Reproduce all of the data word for word.

----------------

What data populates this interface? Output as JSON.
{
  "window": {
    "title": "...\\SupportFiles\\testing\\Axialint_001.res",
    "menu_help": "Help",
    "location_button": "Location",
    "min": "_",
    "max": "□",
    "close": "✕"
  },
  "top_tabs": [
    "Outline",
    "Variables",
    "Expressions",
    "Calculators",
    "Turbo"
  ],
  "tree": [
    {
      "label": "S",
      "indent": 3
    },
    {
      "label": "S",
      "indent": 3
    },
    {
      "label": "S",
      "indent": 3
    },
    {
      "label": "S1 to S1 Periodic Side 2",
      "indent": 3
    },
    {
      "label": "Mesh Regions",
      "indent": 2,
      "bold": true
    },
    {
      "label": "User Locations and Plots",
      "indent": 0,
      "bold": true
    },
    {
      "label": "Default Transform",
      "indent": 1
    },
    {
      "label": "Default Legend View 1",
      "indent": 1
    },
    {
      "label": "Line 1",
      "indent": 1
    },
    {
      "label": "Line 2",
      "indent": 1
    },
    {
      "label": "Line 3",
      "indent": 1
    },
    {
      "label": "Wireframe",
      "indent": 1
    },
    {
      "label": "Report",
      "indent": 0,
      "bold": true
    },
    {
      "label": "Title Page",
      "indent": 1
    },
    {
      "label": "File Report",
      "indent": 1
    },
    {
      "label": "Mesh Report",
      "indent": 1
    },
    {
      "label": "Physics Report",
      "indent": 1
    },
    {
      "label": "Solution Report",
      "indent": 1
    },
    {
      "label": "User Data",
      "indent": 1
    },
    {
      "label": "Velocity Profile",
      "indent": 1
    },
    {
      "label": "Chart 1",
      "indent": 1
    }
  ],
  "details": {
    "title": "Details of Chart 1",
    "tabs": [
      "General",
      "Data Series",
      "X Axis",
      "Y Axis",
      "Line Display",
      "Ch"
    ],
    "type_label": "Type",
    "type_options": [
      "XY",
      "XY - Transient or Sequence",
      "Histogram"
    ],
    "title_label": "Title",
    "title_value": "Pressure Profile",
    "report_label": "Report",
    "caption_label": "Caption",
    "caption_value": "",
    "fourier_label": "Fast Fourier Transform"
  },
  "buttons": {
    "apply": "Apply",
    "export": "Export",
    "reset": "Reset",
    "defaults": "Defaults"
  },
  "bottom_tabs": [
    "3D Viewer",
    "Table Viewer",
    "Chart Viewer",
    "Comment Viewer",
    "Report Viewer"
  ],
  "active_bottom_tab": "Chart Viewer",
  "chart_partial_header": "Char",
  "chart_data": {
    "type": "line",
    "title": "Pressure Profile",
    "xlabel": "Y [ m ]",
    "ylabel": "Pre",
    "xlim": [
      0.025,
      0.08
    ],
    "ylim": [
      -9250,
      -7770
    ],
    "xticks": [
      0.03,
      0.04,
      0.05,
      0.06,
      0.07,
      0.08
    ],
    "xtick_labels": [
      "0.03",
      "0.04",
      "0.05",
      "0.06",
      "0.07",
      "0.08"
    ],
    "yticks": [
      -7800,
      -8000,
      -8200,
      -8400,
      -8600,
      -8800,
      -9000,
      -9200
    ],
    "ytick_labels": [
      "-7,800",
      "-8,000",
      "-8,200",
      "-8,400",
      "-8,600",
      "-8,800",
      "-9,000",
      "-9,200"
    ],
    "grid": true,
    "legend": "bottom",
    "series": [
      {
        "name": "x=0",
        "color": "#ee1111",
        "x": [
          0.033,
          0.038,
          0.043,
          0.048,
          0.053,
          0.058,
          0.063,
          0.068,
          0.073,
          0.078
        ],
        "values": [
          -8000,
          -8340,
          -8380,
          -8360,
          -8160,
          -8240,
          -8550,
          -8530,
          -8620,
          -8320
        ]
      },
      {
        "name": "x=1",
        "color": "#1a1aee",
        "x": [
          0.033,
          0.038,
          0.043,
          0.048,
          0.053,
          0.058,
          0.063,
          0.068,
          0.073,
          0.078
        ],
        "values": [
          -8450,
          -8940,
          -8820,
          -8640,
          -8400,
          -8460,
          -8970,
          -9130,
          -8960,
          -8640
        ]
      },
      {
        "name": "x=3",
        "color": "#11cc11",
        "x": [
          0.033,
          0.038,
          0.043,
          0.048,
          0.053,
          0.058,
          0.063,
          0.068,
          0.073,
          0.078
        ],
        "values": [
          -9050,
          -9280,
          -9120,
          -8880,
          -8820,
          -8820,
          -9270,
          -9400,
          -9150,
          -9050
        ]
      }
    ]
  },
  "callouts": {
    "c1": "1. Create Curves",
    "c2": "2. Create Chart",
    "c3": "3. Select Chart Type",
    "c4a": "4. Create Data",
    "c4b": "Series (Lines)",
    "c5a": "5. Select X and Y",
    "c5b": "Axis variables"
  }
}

----------------

Output:
What data populates this interface? Output as JSON.
{
  "window": {
    "title": "...\\SupportFiles\\testing\\Axialint_001.res",
    "menu_help": "Help",
    "location_button": "Location",
    "min": "_",
    "max": "□",
    "close": "✕"
  },
  "top_tabs": [
    "Outline",
    "Variables",
    "Expressions",
    "Calculators",
    "Turbo"
  ],
  "tree": [
    {
      "label": "S",
      "indent": 3
    },
    {
      "label": "S",
      "indent": 3
    },
    {
      "label": "S",
      "indent": 3
    },
    {
      "label": "S1 to S1 Periodic Side 2",
      "indent": 3
    },
    {
      "label": "Mesh Regions",
      "indent": 2,
      "bold": true
    },
    {
      "label": "User Locations and Plots",
      "indent": 0,
      "bold": true
    },
    {
      "label": "Default Transform",
      "indent": 1
    },
    {
      "label": "Default Legend View 1",
      "indent": 1
    },
    {
      "label": "Line 1",
      "indent": 1
    },
    {
      "label": "Line 2",
      "indent": 1
    },
    {
      "label": "Line 3",
      "indent": 1
    },
    {
      "label": "Wireframe",
      "indent": 1
    },
    {
      "label": "Report",
      "indent": 0,
      "bold": true
    },
    {
      "label": "Title Page",
      "indent": 1
    },
    {
      "label": "File Report",
      "indent": 1
    },
    {
      "label": "Mesh Report",
      "indent": 1
    },
    {
      "label": "Physics Report",
      "indent": 1
    },
    {
      "label": "Solution Report",
      "indent": 1
    },
    {
      "label": "User Data",
      "indent": 1
    },
    {
      "label": "Velocity Profile",
      "indent": 1
    },
    {
      "label": "Chart 1",
      "indent": 1
    }
  ],
  "details": {
    "title": "Details of Chart 1",
    "tabs": [
      "General",
      "Data Series",
      "X Axis",
      "Y Axis",
      "Line Display",
      "Ch"
    ],
    "type_label": "Type",
    "type_options": [
      "XY",
      "XY - Transient or Sequence",
      "Histogram"
    ],
    "title_label": "Title",
    "title_value": "Pressure Profile",
    "report_label": "Report",
    "caption_label": "Caption",
    "caption_value": "",
    "fourier_label": "Fast Fourier Transform"
  },
  "buttons": {
    "apply": "Apply",
    "export": "Export",
    "reset": "Reset",
    "defaults": "Defaults"
  },
  "bottom_tabs": [
    "3D Viewer",
    "Table Viewer",
    "Chart Viewer",
    "Comment Viewer",
    "Report Viewer"
  ],
  "active_bottom_tab": "Chart Viewer",
  "chart_partial_header": "Char",
  "chart_data": {
    "type": "line",
    "title": "Pressure Profile",
    "xlabel": "Y [ m ]",
    "ylabel": "Pre",
    "xlim": [
      0.025,
      0.08
    ],
    "ylim": [
      -9250,
      -7770
    ],
    "xticks": [
      0.03,
      0.04,
      0.05,
      0.06,
      0.07,
      0.08
    ],
    "xtick_labels": [
      "0.03",
      "0.04",
      "0.05",
      "0.06",
      "0.07",
      "0.08"
    ],
    "yticks": [
      -7800,
      -8000,
      -8200,
      -8400,
      -8600,
      -8800,
      -9000,
      -9200
    ],
    "ytick_labels": [
      "-7,800",
      "-8,000",
      "-8,200",
      "-8,400",
      "-8,600",
      "-8,800",
      "-9,000",
      "-9,200"
    ],
    "grid": true,
    "legend": "bottom",
    "series": [
      {
        "name": "x=0",
        "color": "#ee1111",
        "x": [
          0.033,
          0.038,
          0.043,
          0.048,
          0.053,
          0.058,
          0.063,
          0.068,
          0.073,
          0.078
        ],
        "values": [
          -8000,
          -8340,
          -8380,
          -8360,
          -8160,
          -8240,
          -8550,
          -8530,
          -8620,
          -8320
        ]
      },
      {
        "name": "x=1",
        "color": "#1a1aee",
        "x": [
          0.033,
          0.038,
          0.043,
          0.048,
          0.053,
          0.058,
          0.063,
          0.068,
          0.073,
          0.078
        ],
        "values": [
          -8450,
          -8940,
          -8820,
          -8640,
          -8400,
          -8460,
          -8970,
          -9130,
          -8960,
          -8640
        ]
      },
      {
        "name": "x=3",
        "color": "#11cc11",
        "x": [
          0.033,
          0.038,
          0.043,
          0.048,
          0.053,
          0.058,
          0.063,
          0.068,
          0.073,
          0.078
        ],
        "values": [
          -9050,
          -9280,
          -9120,
          -8880,
          -8820,
          -8820,
          -9270,
          -9400,
          -9150,
          -9050
        ]
      }
    ]
  },
  "callouts": {
    "c1": "1. Create Curves",
    "c2": "2. Create Chart",
    "c3": "3. Select Chart Type",
    "c4a": "4. Create Data",
    "c4b": "Series (Lines)",
    "c5a": "5. Select X and Y",
    "c5b": "Axis variables"
  }
}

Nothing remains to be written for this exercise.